### Goal
Look for the word "name" in the entries below, then copy every line that has it.

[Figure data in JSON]
☆ ☆ ☆ ☆ ☆ ☆ ☆
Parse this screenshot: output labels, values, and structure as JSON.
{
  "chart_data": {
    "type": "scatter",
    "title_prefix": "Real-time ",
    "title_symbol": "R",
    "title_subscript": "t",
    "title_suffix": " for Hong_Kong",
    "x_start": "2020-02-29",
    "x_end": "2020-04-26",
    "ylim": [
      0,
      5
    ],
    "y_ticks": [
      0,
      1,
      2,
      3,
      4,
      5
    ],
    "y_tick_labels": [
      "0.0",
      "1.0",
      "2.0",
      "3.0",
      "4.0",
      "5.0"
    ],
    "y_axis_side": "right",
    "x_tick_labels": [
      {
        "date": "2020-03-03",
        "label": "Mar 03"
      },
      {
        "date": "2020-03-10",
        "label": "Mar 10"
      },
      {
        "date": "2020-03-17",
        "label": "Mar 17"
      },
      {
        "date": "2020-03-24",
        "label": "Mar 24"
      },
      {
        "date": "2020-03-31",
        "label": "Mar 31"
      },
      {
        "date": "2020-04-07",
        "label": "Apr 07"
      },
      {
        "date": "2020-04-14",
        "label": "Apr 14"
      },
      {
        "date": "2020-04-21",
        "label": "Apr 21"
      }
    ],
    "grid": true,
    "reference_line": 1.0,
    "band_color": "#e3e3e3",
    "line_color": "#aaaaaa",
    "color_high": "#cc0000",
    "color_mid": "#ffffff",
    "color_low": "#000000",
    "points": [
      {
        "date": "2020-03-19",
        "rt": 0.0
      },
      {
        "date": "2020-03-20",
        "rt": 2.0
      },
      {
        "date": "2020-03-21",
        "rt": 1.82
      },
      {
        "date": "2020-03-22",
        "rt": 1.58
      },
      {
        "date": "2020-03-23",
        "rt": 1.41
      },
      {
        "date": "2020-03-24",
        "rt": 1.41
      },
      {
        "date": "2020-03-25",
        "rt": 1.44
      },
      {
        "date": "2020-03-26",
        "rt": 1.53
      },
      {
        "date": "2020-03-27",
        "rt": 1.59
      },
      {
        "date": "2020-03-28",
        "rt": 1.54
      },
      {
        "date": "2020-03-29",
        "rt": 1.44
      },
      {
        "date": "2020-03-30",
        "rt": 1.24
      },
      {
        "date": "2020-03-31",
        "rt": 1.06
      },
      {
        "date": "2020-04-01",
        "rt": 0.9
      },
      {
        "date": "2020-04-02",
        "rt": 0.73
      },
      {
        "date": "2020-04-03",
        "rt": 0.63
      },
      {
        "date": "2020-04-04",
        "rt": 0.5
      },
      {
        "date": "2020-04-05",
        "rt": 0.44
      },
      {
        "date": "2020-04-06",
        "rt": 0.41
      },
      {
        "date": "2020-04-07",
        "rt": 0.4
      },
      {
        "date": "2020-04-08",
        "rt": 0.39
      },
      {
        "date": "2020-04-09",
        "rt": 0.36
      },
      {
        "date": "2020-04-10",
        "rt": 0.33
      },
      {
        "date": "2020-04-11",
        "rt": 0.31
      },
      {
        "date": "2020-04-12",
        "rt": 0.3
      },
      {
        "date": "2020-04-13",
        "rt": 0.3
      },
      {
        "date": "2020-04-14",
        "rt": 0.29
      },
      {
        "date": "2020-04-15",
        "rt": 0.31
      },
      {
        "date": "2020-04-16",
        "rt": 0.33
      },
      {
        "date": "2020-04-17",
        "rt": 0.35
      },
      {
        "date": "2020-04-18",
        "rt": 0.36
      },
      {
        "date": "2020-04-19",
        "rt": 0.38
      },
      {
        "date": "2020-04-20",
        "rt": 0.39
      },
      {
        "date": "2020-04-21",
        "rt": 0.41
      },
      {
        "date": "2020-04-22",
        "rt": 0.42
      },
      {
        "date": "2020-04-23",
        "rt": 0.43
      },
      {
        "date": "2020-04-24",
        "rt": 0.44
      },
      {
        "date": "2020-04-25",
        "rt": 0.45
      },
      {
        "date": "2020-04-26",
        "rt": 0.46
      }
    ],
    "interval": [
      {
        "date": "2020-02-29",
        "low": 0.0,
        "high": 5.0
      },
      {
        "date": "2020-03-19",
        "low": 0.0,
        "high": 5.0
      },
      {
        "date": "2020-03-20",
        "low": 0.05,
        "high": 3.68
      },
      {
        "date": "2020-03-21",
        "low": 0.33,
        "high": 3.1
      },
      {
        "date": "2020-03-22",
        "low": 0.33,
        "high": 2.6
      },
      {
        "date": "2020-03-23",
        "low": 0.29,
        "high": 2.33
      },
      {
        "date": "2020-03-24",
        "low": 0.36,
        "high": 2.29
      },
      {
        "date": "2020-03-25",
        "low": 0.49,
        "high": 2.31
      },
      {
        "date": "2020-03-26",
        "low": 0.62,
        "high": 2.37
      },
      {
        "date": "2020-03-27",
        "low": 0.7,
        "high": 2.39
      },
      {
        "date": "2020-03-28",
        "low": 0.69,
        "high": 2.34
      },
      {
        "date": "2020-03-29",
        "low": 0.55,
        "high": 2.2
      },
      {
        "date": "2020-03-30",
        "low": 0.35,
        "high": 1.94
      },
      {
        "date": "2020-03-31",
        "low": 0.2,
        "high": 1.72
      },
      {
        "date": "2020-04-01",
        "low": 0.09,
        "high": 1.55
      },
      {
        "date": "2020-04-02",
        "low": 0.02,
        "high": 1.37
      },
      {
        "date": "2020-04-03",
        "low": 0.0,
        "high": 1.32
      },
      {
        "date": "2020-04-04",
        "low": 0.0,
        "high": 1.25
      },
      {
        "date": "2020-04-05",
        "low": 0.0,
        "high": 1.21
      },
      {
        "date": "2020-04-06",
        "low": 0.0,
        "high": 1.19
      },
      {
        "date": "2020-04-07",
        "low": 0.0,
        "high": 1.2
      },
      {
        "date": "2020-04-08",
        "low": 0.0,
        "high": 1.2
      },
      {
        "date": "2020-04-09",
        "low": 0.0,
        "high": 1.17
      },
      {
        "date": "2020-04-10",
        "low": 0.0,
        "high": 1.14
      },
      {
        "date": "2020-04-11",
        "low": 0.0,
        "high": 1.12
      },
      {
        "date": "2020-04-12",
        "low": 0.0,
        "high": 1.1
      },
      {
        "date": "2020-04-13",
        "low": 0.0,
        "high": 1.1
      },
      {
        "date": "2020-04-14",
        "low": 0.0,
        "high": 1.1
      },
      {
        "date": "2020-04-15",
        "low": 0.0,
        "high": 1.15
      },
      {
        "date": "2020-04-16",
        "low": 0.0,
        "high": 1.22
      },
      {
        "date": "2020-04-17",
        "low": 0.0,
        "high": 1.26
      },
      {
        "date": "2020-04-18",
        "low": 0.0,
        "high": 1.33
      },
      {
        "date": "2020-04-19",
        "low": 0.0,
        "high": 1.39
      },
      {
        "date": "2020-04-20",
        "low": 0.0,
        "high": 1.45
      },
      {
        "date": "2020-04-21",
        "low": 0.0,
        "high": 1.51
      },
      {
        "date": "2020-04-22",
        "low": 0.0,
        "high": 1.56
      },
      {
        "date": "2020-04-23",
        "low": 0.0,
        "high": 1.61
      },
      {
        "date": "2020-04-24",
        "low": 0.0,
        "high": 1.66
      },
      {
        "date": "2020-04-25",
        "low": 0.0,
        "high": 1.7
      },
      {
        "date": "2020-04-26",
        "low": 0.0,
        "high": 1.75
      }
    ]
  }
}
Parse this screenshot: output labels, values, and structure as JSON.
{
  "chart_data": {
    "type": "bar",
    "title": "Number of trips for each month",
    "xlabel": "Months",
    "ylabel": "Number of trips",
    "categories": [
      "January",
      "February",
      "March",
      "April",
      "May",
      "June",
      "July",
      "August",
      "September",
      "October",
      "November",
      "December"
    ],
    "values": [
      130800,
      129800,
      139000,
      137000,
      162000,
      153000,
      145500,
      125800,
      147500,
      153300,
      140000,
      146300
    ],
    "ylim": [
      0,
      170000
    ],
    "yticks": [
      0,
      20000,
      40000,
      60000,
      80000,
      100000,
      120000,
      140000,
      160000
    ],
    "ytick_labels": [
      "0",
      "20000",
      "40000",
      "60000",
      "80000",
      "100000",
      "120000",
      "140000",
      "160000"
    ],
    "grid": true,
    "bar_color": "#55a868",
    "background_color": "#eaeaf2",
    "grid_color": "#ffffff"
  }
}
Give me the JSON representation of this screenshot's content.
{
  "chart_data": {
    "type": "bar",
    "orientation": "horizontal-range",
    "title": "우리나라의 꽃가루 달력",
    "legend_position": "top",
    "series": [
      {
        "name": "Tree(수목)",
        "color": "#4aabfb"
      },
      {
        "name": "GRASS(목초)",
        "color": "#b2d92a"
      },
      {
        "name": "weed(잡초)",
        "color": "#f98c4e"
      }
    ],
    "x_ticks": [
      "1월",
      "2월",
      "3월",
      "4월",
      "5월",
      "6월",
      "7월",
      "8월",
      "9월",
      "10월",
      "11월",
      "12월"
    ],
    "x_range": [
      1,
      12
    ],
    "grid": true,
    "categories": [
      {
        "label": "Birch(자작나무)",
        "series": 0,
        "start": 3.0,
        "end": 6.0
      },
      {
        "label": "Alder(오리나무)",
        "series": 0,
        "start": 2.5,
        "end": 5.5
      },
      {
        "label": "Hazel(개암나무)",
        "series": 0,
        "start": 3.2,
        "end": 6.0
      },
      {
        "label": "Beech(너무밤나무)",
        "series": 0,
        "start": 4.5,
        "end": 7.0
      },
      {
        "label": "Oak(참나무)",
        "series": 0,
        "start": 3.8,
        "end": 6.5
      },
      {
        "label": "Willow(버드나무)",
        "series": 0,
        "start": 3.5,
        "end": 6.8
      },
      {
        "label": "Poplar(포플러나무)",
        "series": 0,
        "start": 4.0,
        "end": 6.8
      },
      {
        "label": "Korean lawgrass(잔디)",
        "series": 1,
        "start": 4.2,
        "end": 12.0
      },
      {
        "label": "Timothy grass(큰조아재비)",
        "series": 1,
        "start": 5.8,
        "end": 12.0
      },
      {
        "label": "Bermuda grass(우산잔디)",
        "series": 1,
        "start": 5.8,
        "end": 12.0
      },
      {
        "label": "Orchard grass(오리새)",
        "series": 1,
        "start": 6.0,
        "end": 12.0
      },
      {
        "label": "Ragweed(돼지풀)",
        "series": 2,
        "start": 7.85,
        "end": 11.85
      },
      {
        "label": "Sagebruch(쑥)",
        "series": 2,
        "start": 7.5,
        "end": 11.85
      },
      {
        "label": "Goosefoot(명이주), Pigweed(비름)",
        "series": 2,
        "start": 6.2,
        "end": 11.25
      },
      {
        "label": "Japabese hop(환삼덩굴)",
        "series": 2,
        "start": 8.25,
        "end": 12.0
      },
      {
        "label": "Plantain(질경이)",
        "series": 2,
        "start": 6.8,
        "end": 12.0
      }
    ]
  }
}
☆ ☆ ☆ ☆ ☆ ☆ ☆
### Written answer
        "name": "Tree(수목)",
        "name": "GRASS(목초)",
        "name": "weed(잡초)",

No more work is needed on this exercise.